- 作業内容 -
[a] パーツクリーナーの文章では、塗装されていない金属パーツに使うのが前提とされています。その理由を1〜3文で説明してください。
[b] パーツクリーナーの文章のうち、「パーツクリーナーとは名前から」から「のが前提だと理解しておこう。」までを、一字も変えずにそのまま書き写してください。

- 渡された文章 -

==================================================

クルマ好きの必須アイテムといえるパーツクリーナー。本格的な整備からちょっとした清掃までさまざまな作業に役立ち、カー用品店だけではなくホームセンターでも確実に販売しています。DIYのお供としてクルマや自宅に常備している人も多い、パーツクリーナーの活用法を紹介します。

速乾性と遅乾性がある

パーツクリーナーとは名前から想像できるとおり「パーツ」を「クリーン」にするアイテムで、油脂分やグリスを効果的に除去するという効能は基本的に一緒だが、製品によって成分の配合や使える素材などは異なるため注意が必要だ。選ぶときの目安になるのは含まれている有機溶剤の量で、缶の容量に対しエタノールやヘキサンなどに代表される、いわゆる「第1石油類」が多いほど分解する能力が高い。

ただしパーツクリーナーは金属にしか使えない製品もあり、仮にそれらを樹脂やゴムに使うと劣化が進むので注意しよう。当然ながらボディの塗装に対してもダメージを与えてしまうので、塗装されていない金属パーツに使うのが前提だと理解しておこう。

==================================================

- 手元の資料 -
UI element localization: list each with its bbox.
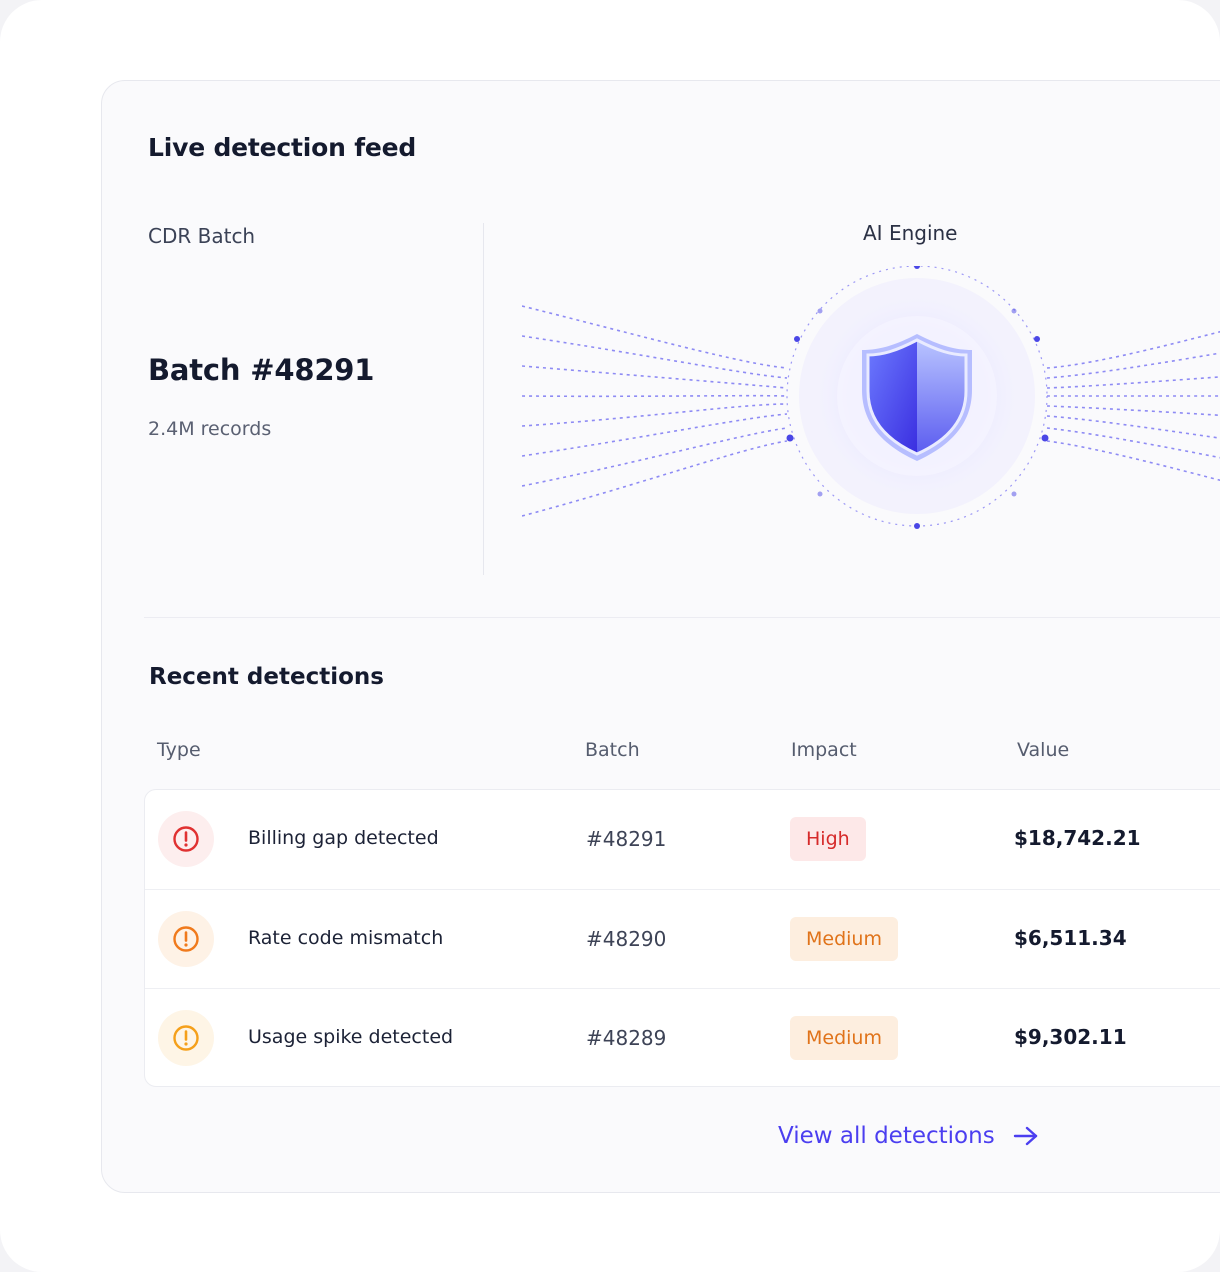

==================================================

- 各作業の答え -
[a] パーツクリーナーには金属にしか使えない製品もあり、樹脂やゴムに使うと劣化が進んでしまうからです。また、ボディの塗装にもダメージを与えてしまうためです。

[b]
パーツクリーナーとは名前から想像できるとおり「パーツ」を「クリーン」にするアイテムで、油脂分やグリスを効果的に除去するという効能は基本的に一緒だが、製品によって成分の配合や使える素材などは異なるため注意が必要だ。選ぶときの目安になるのは含まれている有機溶剤の量で、缶の容量に対しエタノールやヘキサンなどに代表される、いわゆる「第1石油類」が多いほど分解する能力が高い。

ただしパーツクリーナーは金属にしか使えない製品もあり、仮にそれらを樹脂やゴムに使うと劣化が進むので注意しよう。当然ながらボディの塗装に対してもダメージを与えてしまうので、塗装されていない金属パーツに使うのが前提だと理解しておこう。